### Исходный текст
╭──

Пока же преподавание Ходасевича в Пролеткульте оборвалось резко и неожиданно: все члены объединения были сняты с лекций и отправлены на фронт. Осенью 1919-го, когда они вернулись, занятия не возобновились. Вскоре Герасимов, Казин, Александровский и другие вышли из Пролеткульта и образовали собственное объединение под названием “Кузница”. Их ждал недолгий и чисто официозный успех, творческая деградация и окончательное забвение даже в рамках советской культуры. Могло ли быть иначе? Ходасевич считал, что могло, что “в несколько месяцев лестью и пагубною теорией «пролетарского искусства» испортили, изуродовали, развратили молодежь, в сущности, очень хорошую”[409].

5

То, что источником заработка для Ходасевича на несколько лет стали, вместо переводческой, литературно-критической и сценарной поденщины, чиновничья служба, книжная торговля и преподавание, никак не могло повлиять на главное в его жизни – на поэтическое творчество. В 1917–1919 годах он пишет довольно много, даже больше, чем прежде. Сохранилось более пятидесяти текстов, отрывков и набросков этих лет. Здесь есть и эпические замыслы, и строки, явно написанные “под маской”, от лица вымышленного персонажа, и опыты в самых разных формах стиха, вплоть до верлибра. Очень немногие из этих стихотворений удалось тогда напечатать – не считая, конечно, рукописных изданий Лавки писателей. Несколько раз Ходасевич участвовал в публичных чтениях – в частности, в конце января 1918 года в салоне поэта и издателя Амари (Михаила Осиповича Цетлина; его жена Мария Самуиловна была родной сестрой гимназического и университетского приятеля Ходасевича адвоката Аркадия Тумаркина). В вечере участвовали также Бальмонт, Вячеслав Иванов, Белый, Пастернак, Цветаева, Эренбург, Инбер, Алексей Толстой, Крандиевская, Каменский, Бурлюк, Маяковский. На сей раз Ходасевич не побрезговал компанией футуристов и стал, к большой своей досаде, свидетелем триумфа Маяковского, прочитавшего “Человека”.

╰──

### Задания
a: Какое объединение, согласно исходному тексту, образовали Герасимов, Казин, Александровский и другие после выхода из Пролеткульта?
b: Воспроизведите без изменений записи на участке от их начала до строки с «70, 547, 96]» включительно.
Исходный текст никак не связан с записями.

### Фрагмент данных
╭──

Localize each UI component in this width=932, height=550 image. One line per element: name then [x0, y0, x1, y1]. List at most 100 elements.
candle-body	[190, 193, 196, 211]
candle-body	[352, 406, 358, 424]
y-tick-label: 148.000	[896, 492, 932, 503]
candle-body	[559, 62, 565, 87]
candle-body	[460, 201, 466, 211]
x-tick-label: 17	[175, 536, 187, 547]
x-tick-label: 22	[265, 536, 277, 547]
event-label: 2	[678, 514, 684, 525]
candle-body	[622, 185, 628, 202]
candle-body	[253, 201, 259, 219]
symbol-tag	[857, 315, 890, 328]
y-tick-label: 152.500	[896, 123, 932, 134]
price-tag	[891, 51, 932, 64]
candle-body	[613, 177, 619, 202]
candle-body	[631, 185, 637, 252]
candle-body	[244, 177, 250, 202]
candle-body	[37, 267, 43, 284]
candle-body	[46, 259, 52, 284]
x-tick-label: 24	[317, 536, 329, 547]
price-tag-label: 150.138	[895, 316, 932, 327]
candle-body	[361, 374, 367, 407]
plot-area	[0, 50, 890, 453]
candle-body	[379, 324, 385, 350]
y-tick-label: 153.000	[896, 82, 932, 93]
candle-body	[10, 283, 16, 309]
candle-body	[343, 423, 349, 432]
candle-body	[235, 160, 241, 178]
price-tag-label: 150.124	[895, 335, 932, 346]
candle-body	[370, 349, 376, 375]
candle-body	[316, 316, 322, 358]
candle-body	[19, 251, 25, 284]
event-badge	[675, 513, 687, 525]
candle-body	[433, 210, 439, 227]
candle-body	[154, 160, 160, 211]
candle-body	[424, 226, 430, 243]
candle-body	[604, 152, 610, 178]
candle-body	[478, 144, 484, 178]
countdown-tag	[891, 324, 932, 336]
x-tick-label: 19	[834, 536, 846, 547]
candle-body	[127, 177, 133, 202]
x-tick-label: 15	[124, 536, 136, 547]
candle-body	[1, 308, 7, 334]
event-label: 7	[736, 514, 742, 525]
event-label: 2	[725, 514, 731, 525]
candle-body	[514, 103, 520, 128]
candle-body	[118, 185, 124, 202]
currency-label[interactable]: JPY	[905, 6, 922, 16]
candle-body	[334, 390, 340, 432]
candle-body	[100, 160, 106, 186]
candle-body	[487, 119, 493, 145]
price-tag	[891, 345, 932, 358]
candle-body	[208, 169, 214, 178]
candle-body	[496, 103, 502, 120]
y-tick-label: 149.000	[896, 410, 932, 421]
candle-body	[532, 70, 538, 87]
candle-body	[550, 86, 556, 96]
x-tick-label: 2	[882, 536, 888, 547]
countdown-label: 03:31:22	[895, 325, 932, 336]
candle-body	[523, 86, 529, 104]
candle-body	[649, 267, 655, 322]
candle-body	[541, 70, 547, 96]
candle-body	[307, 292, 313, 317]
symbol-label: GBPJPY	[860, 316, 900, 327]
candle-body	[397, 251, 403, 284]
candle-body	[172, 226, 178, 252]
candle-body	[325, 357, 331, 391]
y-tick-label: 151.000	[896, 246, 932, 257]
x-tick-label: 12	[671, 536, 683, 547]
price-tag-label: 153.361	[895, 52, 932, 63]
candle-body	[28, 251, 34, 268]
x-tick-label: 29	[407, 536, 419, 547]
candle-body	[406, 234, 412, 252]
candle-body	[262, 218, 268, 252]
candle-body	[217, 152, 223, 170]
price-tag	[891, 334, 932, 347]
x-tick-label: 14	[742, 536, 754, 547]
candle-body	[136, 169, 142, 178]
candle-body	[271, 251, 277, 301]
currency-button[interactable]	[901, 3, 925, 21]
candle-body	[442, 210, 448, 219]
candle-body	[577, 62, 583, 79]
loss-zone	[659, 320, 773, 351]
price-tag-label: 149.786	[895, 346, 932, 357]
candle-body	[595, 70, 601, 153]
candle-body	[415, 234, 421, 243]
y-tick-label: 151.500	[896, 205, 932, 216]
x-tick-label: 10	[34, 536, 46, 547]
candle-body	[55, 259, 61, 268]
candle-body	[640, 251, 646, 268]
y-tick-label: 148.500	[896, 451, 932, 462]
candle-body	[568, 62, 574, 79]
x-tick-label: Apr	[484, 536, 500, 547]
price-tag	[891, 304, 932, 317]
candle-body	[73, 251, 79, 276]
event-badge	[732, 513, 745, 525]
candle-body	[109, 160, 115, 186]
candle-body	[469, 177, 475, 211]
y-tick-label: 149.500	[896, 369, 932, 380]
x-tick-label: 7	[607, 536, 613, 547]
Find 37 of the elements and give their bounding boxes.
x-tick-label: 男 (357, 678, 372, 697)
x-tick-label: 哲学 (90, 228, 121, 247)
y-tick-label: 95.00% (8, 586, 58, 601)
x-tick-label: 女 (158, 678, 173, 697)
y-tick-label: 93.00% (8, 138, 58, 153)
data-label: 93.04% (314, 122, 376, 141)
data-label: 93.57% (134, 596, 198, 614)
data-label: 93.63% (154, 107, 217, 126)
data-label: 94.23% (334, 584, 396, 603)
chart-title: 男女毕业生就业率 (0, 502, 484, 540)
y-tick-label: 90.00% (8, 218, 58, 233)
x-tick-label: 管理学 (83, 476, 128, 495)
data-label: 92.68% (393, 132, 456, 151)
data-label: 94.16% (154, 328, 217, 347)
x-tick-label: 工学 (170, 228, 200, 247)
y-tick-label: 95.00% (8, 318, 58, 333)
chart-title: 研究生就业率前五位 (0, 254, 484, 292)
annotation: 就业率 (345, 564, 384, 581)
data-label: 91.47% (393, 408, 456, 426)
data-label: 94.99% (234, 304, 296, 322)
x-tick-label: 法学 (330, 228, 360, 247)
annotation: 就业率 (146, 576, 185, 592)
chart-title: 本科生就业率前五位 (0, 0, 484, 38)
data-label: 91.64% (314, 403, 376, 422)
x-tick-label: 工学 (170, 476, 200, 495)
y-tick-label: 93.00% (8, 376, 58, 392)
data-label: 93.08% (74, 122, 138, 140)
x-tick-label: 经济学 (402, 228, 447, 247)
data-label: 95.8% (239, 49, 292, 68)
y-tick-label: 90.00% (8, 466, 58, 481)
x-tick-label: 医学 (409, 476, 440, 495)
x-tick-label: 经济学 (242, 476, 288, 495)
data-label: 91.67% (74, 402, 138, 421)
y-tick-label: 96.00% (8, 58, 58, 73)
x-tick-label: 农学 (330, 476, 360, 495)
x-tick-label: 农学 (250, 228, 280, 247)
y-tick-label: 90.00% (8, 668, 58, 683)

╰──

### Ожидаемые ответы
a: Объединение под названием «Кузница».

b:
Localize each UI component in this width=932, height=550 image. One line per element: name then [x0, y0, x1, y1]. List at most 100 elements.
candle-body	[190, 193, 196, 211]
candle-body	[352, 406, 358, 424]
y-tick-label: 148.000	[896, 492, 932, 503]
candle-body	[559, 62, 565, 87]
candle-body	[460, 201, 466, 211]
x-tick-label: 17	[175, 536, 187, 547]
x-tick-label: 22	[265, 536, 277, 547]
event-label: 2	[678, 514, 684, 525]
candle-body	[622, 185, 628, 202]
candle-body	[253, 201, 259, 219]
symbol-tag	[857, 315, 890, 328]
y-tick-label: 152.500	[896, 123, 932, 134]
price-tag	[891, 51, 932, 64]
candle-body	[613, 177, 619, 202]
candle-body	[631, 185, 637, 252]
candle-body	[244, 177, 250, 202]
candle-body	[37, 267, 43, 284]
candle-body	[46, 259, 52, 284]
x-tick-label: 24	[317, 536, 329, 547]
price-tag-label: 150.138	[895, 316, 932, 327]
candle-body	[361, 374, 367, 407]
plot-area	[0, 50, 890, 453]
candle-body	[379, 324, 385, 350]
y-tick-label: 153.000	[896, 82, 932, 93]
candle-body	[10, 283, 16, 309]
candle-body	[343, 423, 349, 432]
candle-body	[235, 160, 241, 178]
price-tag-label: 150.124	[895, 335, 932, 346]
candle-body	[370, 349, 376, 375]
candle-body	[316, 316, 322, 358]
candle-body	[19, 251, 25, 284]
event-badge	[675, 513, 687, 525]
candle-body	[433, 210, 439, 227]
candle-body	[154, 160, 160, 211]
candle-body	[424, 226, 430, 243]
candle-body	[604, 152, 610, 178]
candle-body	[478, 144, 484, 178]
countdown-tag	[891, 324, 932, 336]
x-tick-label: 19	[834, 536, 846, 547]
candle-body	[127, 177, 133, 202]
x-tick-label: 15	[124, 536, 136, 547]
candle-body	[1, 308, 7, 334]
event-label: 7	[736, 514, 742, 525]
event-label: 2	[725, 514, 731, 525]
candle-body	[514, 103, 520, 128]
candle-body	[118, 185, 124, 202]
currency-label[interactable]: JPY	[905, 6, 922, 16]
candle-body	[334, 390, 340, 432]
candle-body	[100, 160, 106, 186]
candle-body	[487, 119, 493, 145]
price-tag	[891, 345, 932, 358]
candle-body	[208, 169, 214, 178]
candle-body	[496, 103, 502, 120]
y-tick-label: 149.000	[896, 410, 932, 421]
candle-body	[532, 70, 538, 87]
candle-body	[550, 86, 556, 96]
x-tick-label: 2	[882, 536, 888, 547]
countdown-label: 03:31:22	[895, 325, 932, 336]
candle-body	[523, 86, 529, 104]
candle-body	[649, 267, 655, 322]
candle-body	[541, 70, 547, 96]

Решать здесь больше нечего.